- Description of the task
Lines containing the word "means" are to be located and copied.

- Data entries

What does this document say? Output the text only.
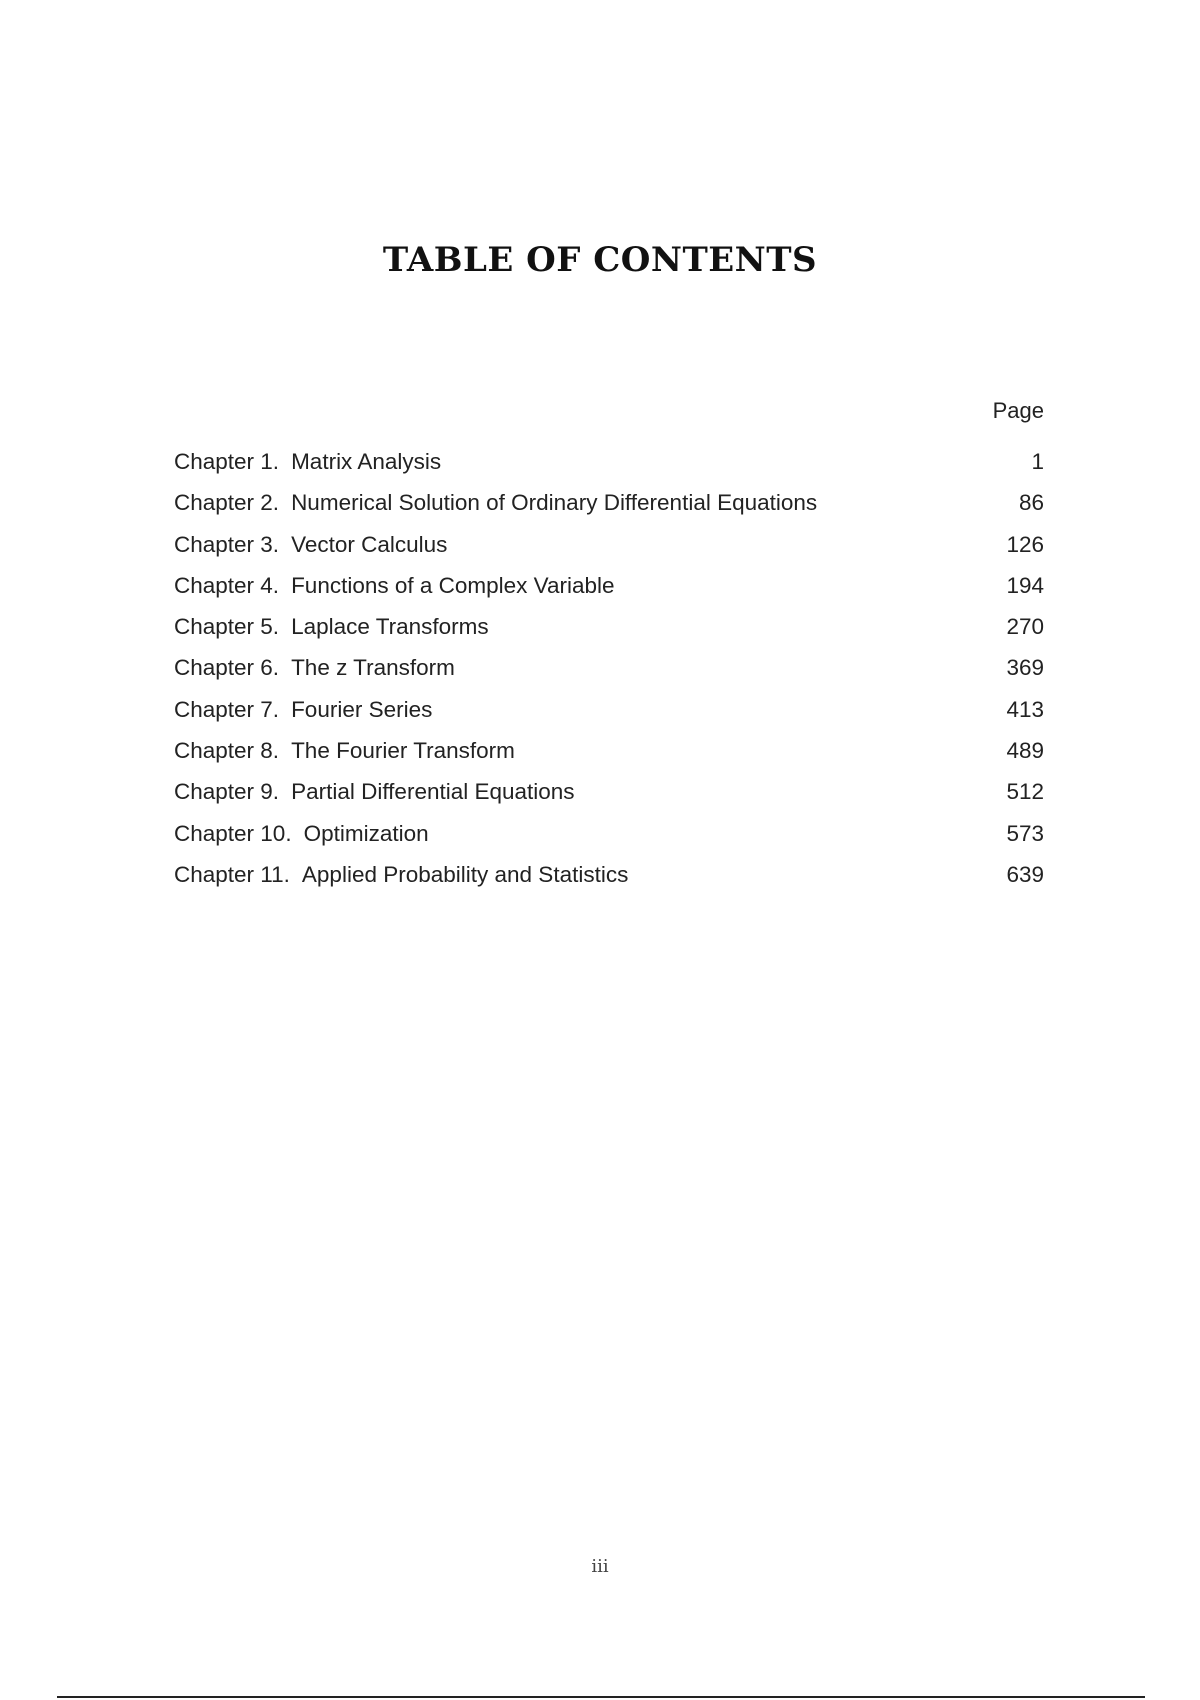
TABLE OF CONTENTS
Page
Chapter 1. Matrix Analysis	1
Chapter 2. Numerical Solution of Ordinary Differential Equations	86
Chapter 3. Vector Calculus	126
Chapter 4. Functions of a Complex Variable	194
Chapter 5. Laplace Transforms	270
Chapter 6. The z Transform	369
Chapter 7. Fourier Series	413
Chapter 8. The Fourier Transform	489
Chapter 9. Partial Differential Equations	512
Chapter 10. Optimization	573
Chapter 11. Applied Probability and Statistics	639
iii
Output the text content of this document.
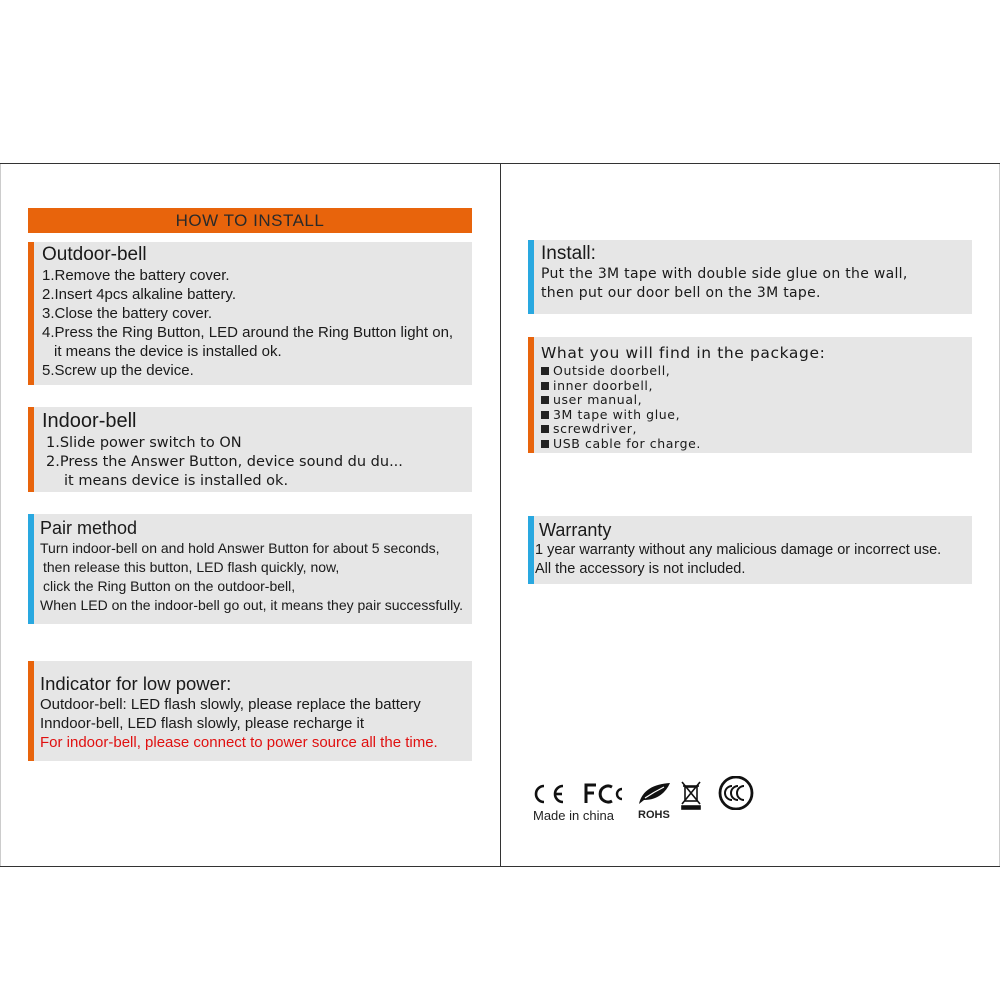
HOW TO INSTALL
Outdoor-bell
1.Remove the battery cover.
2.Insert 4pcs alkaline battery.
3.Close the battery cover.
4.Press the Ring Button, LED around the Ring Button light on,
it means the device is installed ok.
5.Screw up the device.
Indoor-bell
1.Slide power switch to ON
2.Press the Answer Button, device sound du du...
it means device is installed ok.
Pair method
Turn indoor-bell on and hold Answer Button for about 5 seconds,
then release this button, LED flash quickly, now,
click the Ring Button on the outdoor-bell,
When LED on the indoor-bell go out, it means they pair successfully.
Indicator for low power:
Outdoor-bell: LED flash slowly, please replace the battery
Inndoor-bell, LED flash slowly, please recharge it
For indoor-bell, please connect to power source all the time.
Install:
Put the 3M tape with double side glue on the wall,
then put our door bell on the 3M tape.
What you will find in the package:
Outside doorbell,
inner doorbell,
user manual,
3M tape with glue,
screwdriver,
USB cable for charge.
Warranty
1 year warranty without any malicious damage or incorrect use.
All the accessory is not included.
Made in china ROHS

- Result of the exercise
it means the device is installed ok.
it means device is installed ok.
When LED on the indoor-bell go out, it means they pair successfully.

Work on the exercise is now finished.